== EXCERPTED DATA

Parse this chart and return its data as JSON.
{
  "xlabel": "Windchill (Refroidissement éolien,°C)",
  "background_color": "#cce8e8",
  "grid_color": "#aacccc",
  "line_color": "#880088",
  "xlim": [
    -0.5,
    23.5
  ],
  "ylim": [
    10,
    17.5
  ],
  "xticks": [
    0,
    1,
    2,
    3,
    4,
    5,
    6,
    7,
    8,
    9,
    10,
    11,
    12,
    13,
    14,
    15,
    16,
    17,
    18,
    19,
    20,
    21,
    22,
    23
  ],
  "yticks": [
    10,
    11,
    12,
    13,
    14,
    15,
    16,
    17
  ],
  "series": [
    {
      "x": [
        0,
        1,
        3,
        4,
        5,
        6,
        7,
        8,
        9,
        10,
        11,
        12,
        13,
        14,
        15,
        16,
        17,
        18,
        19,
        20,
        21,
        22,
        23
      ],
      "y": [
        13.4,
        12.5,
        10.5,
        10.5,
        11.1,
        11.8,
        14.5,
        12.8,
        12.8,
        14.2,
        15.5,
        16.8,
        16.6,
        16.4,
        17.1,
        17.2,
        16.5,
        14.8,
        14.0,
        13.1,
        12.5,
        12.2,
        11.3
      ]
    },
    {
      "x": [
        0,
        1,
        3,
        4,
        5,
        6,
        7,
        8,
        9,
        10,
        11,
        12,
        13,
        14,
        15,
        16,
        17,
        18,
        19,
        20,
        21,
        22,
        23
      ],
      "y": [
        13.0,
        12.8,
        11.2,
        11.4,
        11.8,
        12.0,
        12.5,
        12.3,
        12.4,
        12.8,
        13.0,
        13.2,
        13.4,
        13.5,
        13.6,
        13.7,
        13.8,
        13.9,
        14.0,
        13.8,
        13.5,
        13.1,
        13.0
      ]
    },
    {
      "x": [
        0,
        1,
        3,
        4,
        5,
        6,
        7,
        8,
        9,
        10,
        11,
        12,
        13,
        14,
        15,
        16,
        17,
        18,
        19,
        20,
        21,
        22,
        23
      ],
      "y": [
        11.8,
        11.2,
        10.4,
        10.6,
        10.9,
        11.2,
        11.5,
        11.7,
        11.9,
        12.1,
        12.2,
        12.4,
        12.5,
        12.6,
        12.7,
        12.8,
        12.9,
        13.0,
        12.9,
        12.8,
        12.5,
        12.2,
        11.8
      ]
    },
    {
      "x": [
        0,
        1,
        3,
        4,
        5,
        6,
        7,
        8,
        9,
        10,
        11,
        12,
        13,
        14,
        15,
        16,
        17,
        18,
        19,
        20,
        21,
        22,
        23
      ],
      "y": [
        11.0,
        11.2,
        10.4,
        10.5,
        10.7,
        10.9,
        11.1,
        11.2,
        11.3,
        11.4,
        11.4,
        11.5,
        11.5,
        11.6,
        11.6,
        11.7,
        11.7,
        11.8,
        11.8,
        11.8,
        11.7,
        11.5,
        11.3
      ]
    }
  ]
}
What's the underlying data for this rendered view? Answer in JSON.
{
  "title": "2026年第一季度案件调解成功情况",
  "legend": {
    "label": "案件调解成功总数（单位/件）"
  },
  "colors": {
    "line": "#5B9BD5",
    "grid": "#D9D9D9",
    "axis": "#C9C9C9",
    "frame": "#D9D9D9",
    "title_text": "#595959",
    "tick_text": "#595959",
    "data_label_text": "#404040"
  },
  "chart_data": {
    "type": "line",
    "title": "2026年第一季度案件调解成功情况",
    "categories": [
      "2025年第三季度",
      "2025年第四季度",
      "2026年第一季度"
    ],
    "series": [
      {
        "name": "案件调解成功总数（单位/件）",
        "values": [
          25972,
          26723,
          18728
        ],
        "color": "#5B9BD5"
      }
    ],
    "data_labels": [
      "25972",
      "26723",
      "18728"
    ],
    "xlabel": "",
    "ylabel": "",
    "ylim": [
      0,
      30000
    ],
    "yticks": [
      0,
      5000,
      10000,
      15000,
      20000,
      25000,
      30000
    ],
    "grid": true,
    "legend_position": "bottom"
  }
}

====
== EXCERPTED DATA

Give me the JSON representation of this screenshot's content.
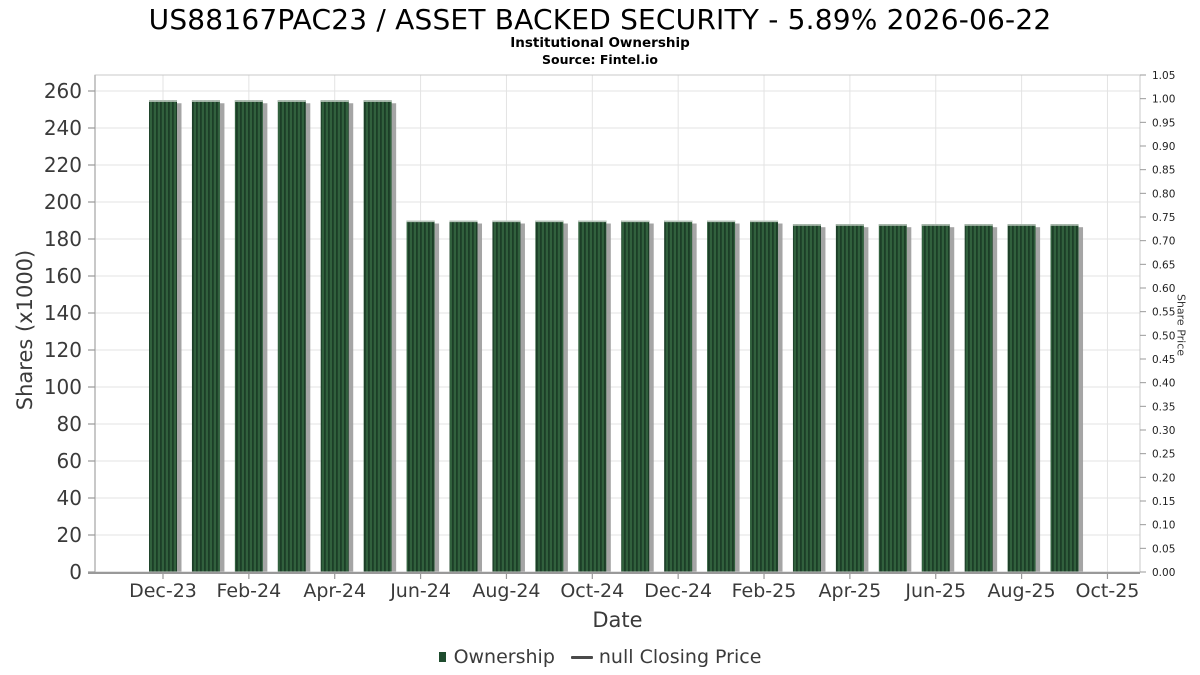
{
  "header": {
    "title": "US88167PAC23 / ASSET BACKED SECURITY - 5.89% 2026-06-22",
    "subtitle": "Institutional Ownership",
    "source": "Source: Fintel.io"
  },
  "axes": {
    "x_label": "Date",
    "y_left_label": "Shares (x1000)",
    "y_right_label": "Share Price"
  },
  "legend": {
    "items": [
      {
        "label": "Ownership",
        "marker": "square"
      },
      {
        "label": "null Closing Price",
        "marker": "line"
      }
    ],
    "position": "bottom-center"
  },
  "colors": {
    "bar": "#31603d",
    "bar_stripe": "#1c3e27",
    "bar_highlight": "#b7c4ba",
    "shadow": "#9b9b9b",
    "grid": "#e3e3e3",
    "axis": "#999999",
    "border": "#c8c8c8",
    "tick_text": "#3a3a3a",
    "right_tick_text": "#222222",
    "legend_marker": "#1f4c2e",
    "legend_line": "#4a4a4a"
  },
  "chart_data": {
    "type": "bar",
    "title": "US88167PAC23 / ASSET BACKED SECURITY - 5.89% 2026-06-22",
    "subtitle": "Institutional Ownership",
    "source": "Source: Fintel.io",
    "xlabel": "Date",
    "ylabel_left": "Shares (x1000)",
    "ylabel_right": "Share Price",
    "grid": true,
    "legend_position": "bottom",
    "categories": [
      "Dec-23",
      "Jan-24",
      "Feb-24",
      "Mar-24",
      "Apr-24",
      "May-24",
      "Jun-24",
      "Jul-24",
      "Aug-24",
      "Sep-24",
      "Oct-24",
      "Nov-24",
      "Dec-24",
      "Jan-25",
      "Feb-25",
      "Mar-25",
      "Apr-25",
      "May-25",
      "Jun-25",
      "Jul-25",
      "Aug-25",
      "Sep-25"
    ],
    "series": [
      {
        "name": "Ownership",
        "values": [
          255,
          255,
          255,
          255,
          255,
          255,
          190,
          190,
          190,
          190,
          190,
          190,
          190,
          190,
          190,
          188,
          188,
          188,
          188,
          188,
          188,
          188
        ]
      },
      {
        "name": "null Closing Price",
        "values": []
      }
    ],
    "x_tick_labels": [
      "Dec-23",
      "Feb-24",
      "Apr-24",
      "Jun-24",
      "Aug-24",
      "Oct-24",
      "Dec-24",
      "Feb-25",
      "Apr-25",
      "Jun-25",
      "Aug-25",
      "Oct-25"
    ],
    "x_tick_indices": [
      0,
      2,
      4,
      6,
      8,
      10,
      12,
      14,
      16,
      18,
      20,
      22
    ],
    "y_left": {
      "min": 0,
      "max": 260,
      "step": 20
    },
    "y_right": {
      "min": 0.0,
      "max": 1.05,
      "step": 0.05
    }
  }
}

====

## INSTRUCTION
Copy out each line of the listing that holds "source".

## OUTPUT FOR THIS TASK
    "source": "Source: Fintel.io"
    "source": "Source: Fintel.io",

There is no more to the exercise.